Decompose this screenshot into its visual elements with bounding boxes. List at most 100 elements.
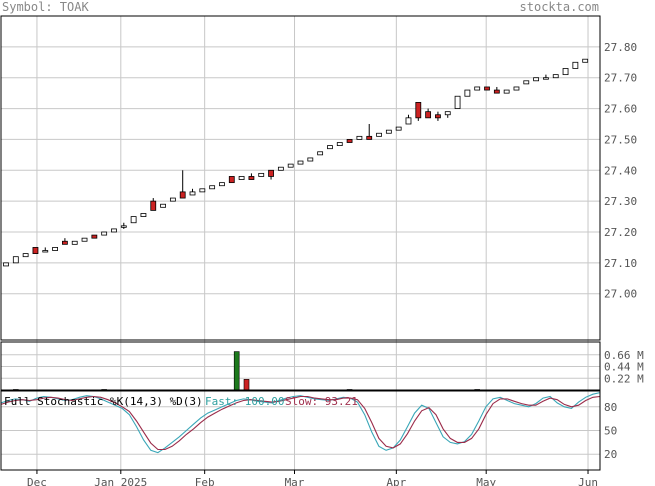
candle-body <box>415 102 422 119</box>
volume-series <box>13 351 481 391</box>
candle-body <box>552 74 559 79</box>
price-tick-label: 27.00 <box>604 288 637 301</box>
stochastic-tick-label: 20 <box>604 448 617 461</box>
chart-title: Symbol: TOAK <box>2 0 89 14</box>
candle-body <box>248 176 255 180</box>
candle-body <box>199 188 206 193</box>
price-tick-label: 27.10 <box>604 257 637 270</box>
candle-body <box>484 86 490 91</box>
candle-body <box>130 216 137 224</box>
candle-body <box>454 95 461 109</box>
price-tick-label: 27.60 <box>604 103 637 116</box>
candle-body <box>140 213 147 217</box>
candle-body <box>395 126 402 131</box>
stochastic-tick-label: 80 <box>604 401 617 414</box>
candle-body <box>562 68 569 76</box>
candle-body <box>12 256 19 264</box>
x-tick-label: Jun <box>578 476 598 486</box>
stochastic-slow-line <box>0 395 601 451</box>
x-tick-label: Feb <box>195 476 215 486</box>
price-tick-label: 27.20 <box>604 226 637 239</box>
candle-body <box>405 117 412 125</box>
stochastic-fast-line <box>0 392 601 454</box>
candle-body <box>150 200 157 211</box>
volume-bar <box>243 379 250 391</box>
panel-frame <box>0 15 601 341</box>
candle-body <box>111 228 117 233</box>
price-tick-label: 27.30 <box>604 195 637 208</box>
x-tick-label: Dec <box>27 476 47 486</box>
price-tick-label: 27.80 <box>604 41 637 54</box>
x-tick-label: May <box>476 476 496 486</box>
candle-body <box>385 129 392 134</box>
candle-body <box>120 225 127 228</box>
candle-body <box>52 247 58 251</box>
candle-body <box>32 247 39 255</box>
candle-body <box>425 111 432 119</box>
candle-body <box>238 176 245 180</box>
candle-body <box>71 240 78 245</box>
candle-body <box>435 114 441 119</box>
candle-body <box>228 176 235 184</box>
candle-body <box>81 237 88 242</box>
candle-body <box>572 61 579 69</box>
candle-body <box>356 135 363 140</box>
candle-body <box>464 89 471 97</box>
stochastic-title: Full Stochastic %K(14,3) %D(3) <box>4 395 203 408</box>
candle-body <box>160 203 166 208</box>
volume-bar <box>233 351 240 391</box>
chart-axes: 27.00 27.10 27.20 27.30 27.40 27.50 27.60 27.70… <box>0 15 644 486</box>
price-tick-label: 27.70 <box>604 72 637 85</box>
candle-body <box>493 89 500 94</box>
candle-body <box>376 132 382 137</box>
volume-tick-label: 0.44 M <box>604 361 644 374</box>
candle-body <box>258 172 265 177</box>
panel-frame <box>0 341 601 391</box>
candle-body <box>444 111 451 116</box>
candlestick-series <box>3 58 589 267</box>
candle-body <box>268 169 274 177</box>
chart-grid <box>1 16 600 470</box>
candle-body <box>307 157 314 162</box>
candle-body <box>22 253 29 258</box>
candle-body <box>582 58 589 63</box>
candle-body <box>62 240 68 245</box>
candle-body <box>366 135 373 140</box>
volume-tick-label: 0.22 M <box>604 372 644 385</box>
stochastic-tick-label: 50 <box>604 425 617 438</box>
candle-body <box>317 151 324 156</box>
candle-body <box>297 160 304 165</box>
x-tick-label: Mar <box>285 476 305 486</box>
candle-body <box>101 231 108 236</box>
candle-body <box>189 191 196 196</box>
candle-body <box>91 234 98 239</box>
candle-body <box>209 185 216 190</box>
candle-body <box>503 89 510 94</box>
candle-body <box>277 166 284 171</box>
candle-body <box>3 262 9 267</box>
price-tick-label: 27.50 <box>604 133 637 146</box>
x-tick-label: Jan 2025 <box>94 476 147 486</box>
candle-body <box>513 86 520 91</box>
stochastic-slow-label: Slow: 93.21 <box>285 395 358 408</box>
site-label: stockta.com <box>519 0 599 14</box>
volume-tick-label: 0.66 M <box>604 349 644 362</box>
candle-body <box>219 182 225 187</box>
candle-body <box>336 142 343 146</box>
stochastic-series <box>0 392 601 454</box>
panel-frame <box>0 390 601 471</box>
candle-body <box>169 197 176 202</box>
candle-body <box>327 145 333 150</box>
x-tick-label: Apr <box>386 476 406 486</box>
price-tick-label: 27.40 <box>604 164 637 177</box>
candle-body <box>474 86 481 91</box>
candle-body <box>179 191 186 199</box>
candle-body <box>533 77 539 82</box>
candle-body <box>287 163 294 168</box>
candle-body <box>543 77 549 80</box>
stochastic-fast-label: Fast: 100.00 <box>205 395 285 408</box>
candle-body <box>42 250 49 253</box>
candle-body <box>523 80 530 85</box>
candle-body <box>346 139 353 143</box>
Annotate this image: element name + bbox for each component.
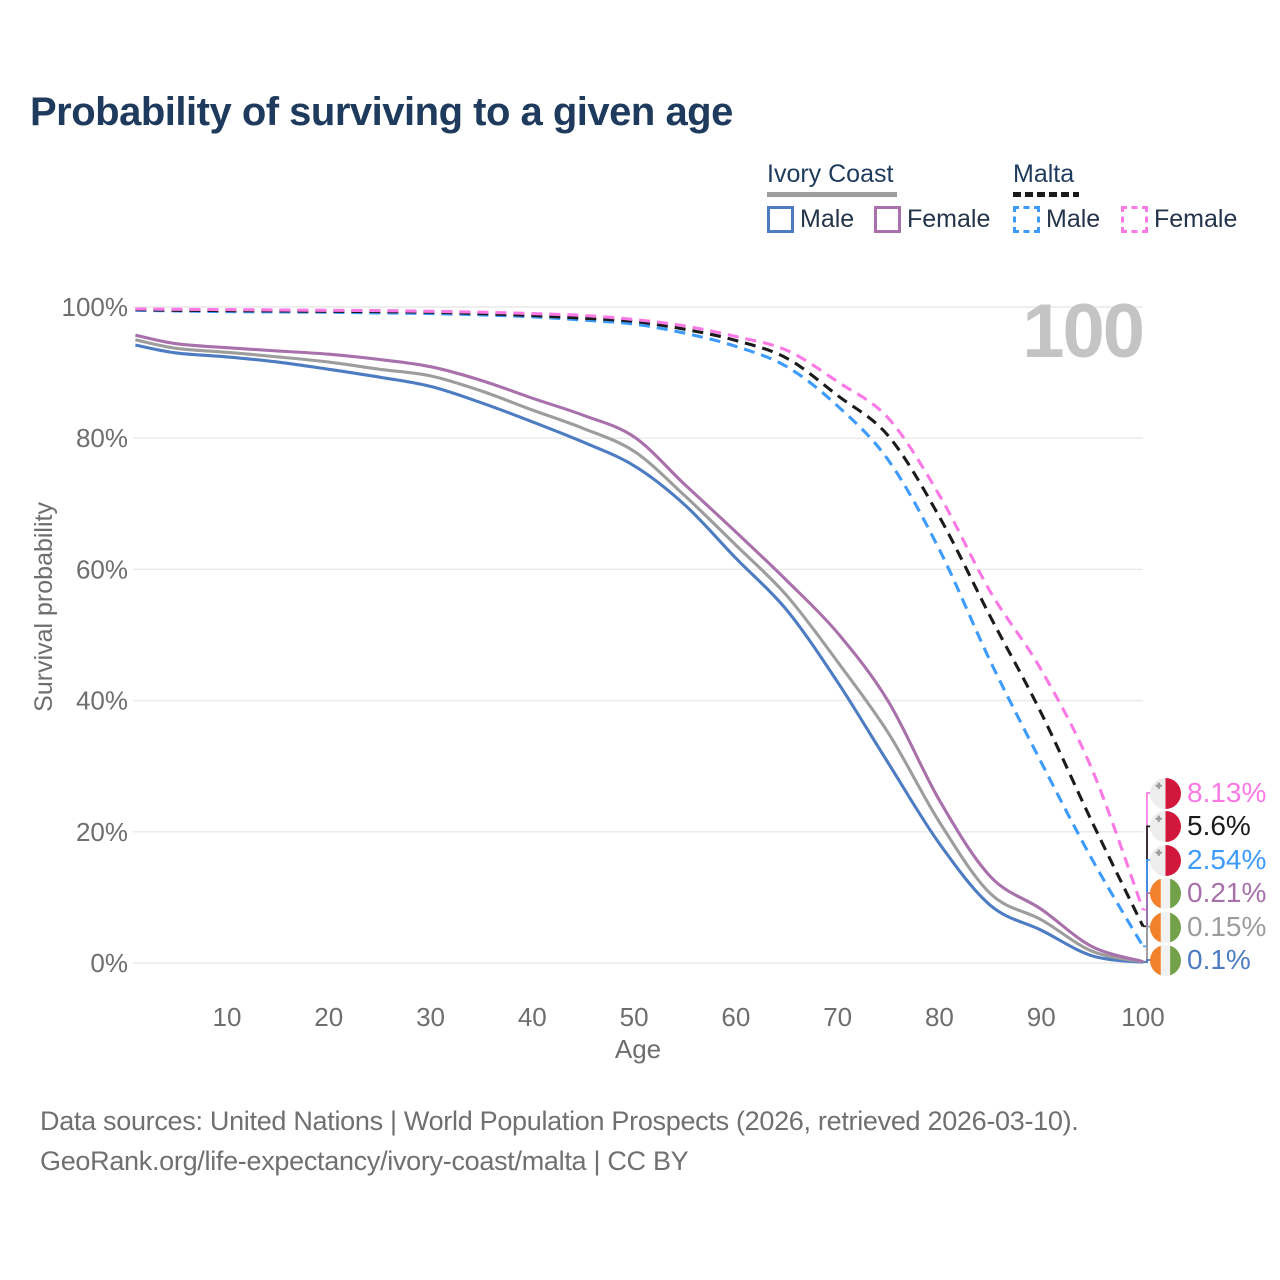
attribution-text: GeoRank.org/life-expectancy/ivory-coast/… — [40, 1146, 689, 1176]
x-tick-label: 70 — [823, 1002, 852, 1032]
ivory-coast-flag-icon — [1150, 911, 1181, 943]
x-tick-label: 100 — [1121, 1002, 1164, 1032]
line-ivory-coast-combined[interactable] — [135, 338, 1144, 964]
legend-item-ivory-coast-female[interactable]: Female — [874, 205, 990, 234]
x-tick-label: 30 — [416, 1002, 445, 1032]
y-tick-label: 0% — [90, 948, 128, 978]
line-malta-combined[interactable] — [135, 308, 1145, 927]
x-axis-title: Age — [614, 1034, 662, 1064]
y-tick-label: 20% — [76, 817, 128, 847]
y-tick-label: 60% — [76, 554, 128, 584]
y-tick-label: 100% — [62, 292, 129, 322]
end-label-value: 0.21% — [1187, 877, 1267, 908]
ivory-coast-flag-icon — [1150, 877, 1181, 909]
hover-age-watermark: 100 — [1022, 289, 1145, 374]
ivory-coast-solid-line-sample — [767, 192, 897, 197]
y-axis-title: Survival probability — [30, 502, 58, 712]
end-label-value: 5.6% — [1187, 810, 1251, 841]
x-tick-label: 20 — [314, 1002, 343, 1032]
data-sources-text: Data sources: United Nations | World Pop… — [40, 1106, 1079, 1136]
x-tick-label: 60 — [721, 1002, 750, 1032]
legend-item-label: Male — [1046, 205, 1101, 233]
line-malta-male[interactable] — [135, 308, 1145, 948]
end-label-malta-combined: 5.6% — [1150, 809, 1251, 843]
ivory-coast-male-swatch-icon — [767, 206, 794, 233]
legend-group-ivory-coast: Ivory Coast — [767, 160, 894, 188]
end-label-ivory-coast-female: 0.21% — [1150, 876, 1266, 910]
x-tick-label: 90 — [1027, 1002, 1056, 1032]
end-label-value: 2.54% — [1187, 844, 1267, 875]
malta-flag-icon — [1150, 777, 1181, 809]
malta-male-swatch-icon — [1013, 206, 1040, 233]
end-label-malta-male: 2.54% — [1150, 843, 1266, 877]
x-tick-label: 80 — [925, 1002, 954, 1032]
line-ivory-coast-male[interactable] — [135, 343, 1144, 964]
end-label-ivory-coast-male: 0.1% — [1150, 943, 1251, 977]
malta-flag-icon — [1150, 810, 1181, 842]
legend-item-label: Female — [907, 205, 991, 233]
y-tick-label: 80% — [76, 423, 128, 453]
y-tick-label: 40% — [76, 686, 128, 716]
legend-item-malta-male[interactable]: Male — [1013, 205, 1100, 234]
page-title: Probability of surviving to a given age — [30, 90, 733, 134]
x-tick-label: 10 — [213, 1002, 242, 1032]
x-tick-label: 50 — [620, 1002, 649, 1032]
malta-dashed-line-sample — [1013, 192, 1079, 197]
malta-female-swatch-icon — [1121, 206, 1148, 233]
legend-item-label: Female — [1154, 205, 1238, 233]
line-malta-female[interactable] — [135, 307, 1145, 911]
ivory-coast-female-swatch-icon — [874, 206, 901, 233]
end-label-value: 0.15% — [1187, 911, 1267, 942]
end-label-value: 8.13% — [1187, 777, 1267, 808]
ivory-coast-flag-icon — [1150, 944, 1181, 976]
x-tick-label: 40 — [518, 1002, 547, 1032]
end-label-value: 0.1% — [1187, 944, 1251, 975]
malta-flag-icon — [1150, 844, 1181, 876]
legend-item-malta-female[interactable]: Female — [1121, 205, 1237, 234]
legend-group-malta: Malta — [1013, 160, 1075, 188]
legend-item-ivory-coast-male[interactable]: Male — [767, 205, 854, 234]
legend-item-label: Male — [800, 205, 855, 233]
end-label-ivory-coast-combined: 0.15% — [1150, 910, 1266, 944]
end-label-malta-female: 8.13% — [1150, 776, 1266, 810]
line-ivory-coast-female[interactable] — [135, 333, 1144, 964]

───

## WHAT THE EXERCISE ASKS
Copy the records between the lines holding "attribution-text: GeoRank.org/life-expectancy/ivory-coast/… —" and "x-tick-label: 80 — [925, 1002, 954, 1032]", inclusive, swapping "end-label-value" for "end-value-label" and keeping everything else the same.

## EXERCISE RESULT
attribution-text: GeoRank.org/life-expectancy/ivory-coast/… — [40, 1146, 689, 1176]
x-tick-label: 70 — [823, 1002, 852, 1032]
ivory-coast-flag-icon — [1150, 911, 1181, 943]
x-tick-label: 100 — [1121, 1002, 1164, 1032]
line-ivory-coast-combined[interactable] — [135, 338, 1144, 964]
legend-item-ivory-coast-female[interactable]: Female — [874, 205, 990, 234]
x-tick-label: 30 — [416, 1002, 445, 1032]
y-tick-label: 0% — [90, 948, 128, 978]
line-malta-combined[interactable] — [135, 308, 1145, 927]
x-axis-title: Age — [614, 1034, 662, 1064]
y-tick-label: 20% — [76, 817, 128, 847]
y-tick-label: 60% — [76, 554, 128, 584]
y-tick-label: 100% — [62, 292, 129, 322]
end-value-label: 0.21% — [1187, 877, 1267, 908]
ivory-coast-flag-icon — [1150, 877, 1181, 909]
hover-age-watermark: 100 — [1022, 289, 1145, 374]
ivory-coast-solid-line-sample — [767, 192, 897, 197]
y-axis-title: Survival probability — [30, 502, 58, 712]
end-value-label: 5.6% — [1187, 810, 1251, 841]
x-tick-label: 20 — [314, 1002, 343, 1032]
data-sources-text: Data sources: United Nations | World Pop… — [40, 1106, 1079, 1136]
x-tick-label: 60 — [721, 1002, 750, 1032]
legend-item-label: Male — [1046, 205, 1101, 233]
line-malta-male[interactable] — [135, 308, 1145, 948]
end-label-malta-combined: 5.6% — [1150, 809, 1251, 843]
ivory-coast-male-swatch-icon — [767, 206, 794, 233]
legend-group-ivory-coast: Ivory Coast — [767, 160, 894, 188]
end-label-ivory-coast-female: 0.21% — [1150, 876, 1266, 910]
x-tick-label: 90 — [1027, 1002, 1056, 1032]
end-value-label: 2.54% — [1187, 844, 1267, 875]
malta-flag-icon — [1150, 777, 1181, 809]
malta-male-swatch-icon — [1013, 206, 1040, 233]
end-label-malta-male: 2.54% — [1150, 843, 1266, 877]
x-tick-label: 80 — [925, 1002, 954, 1032]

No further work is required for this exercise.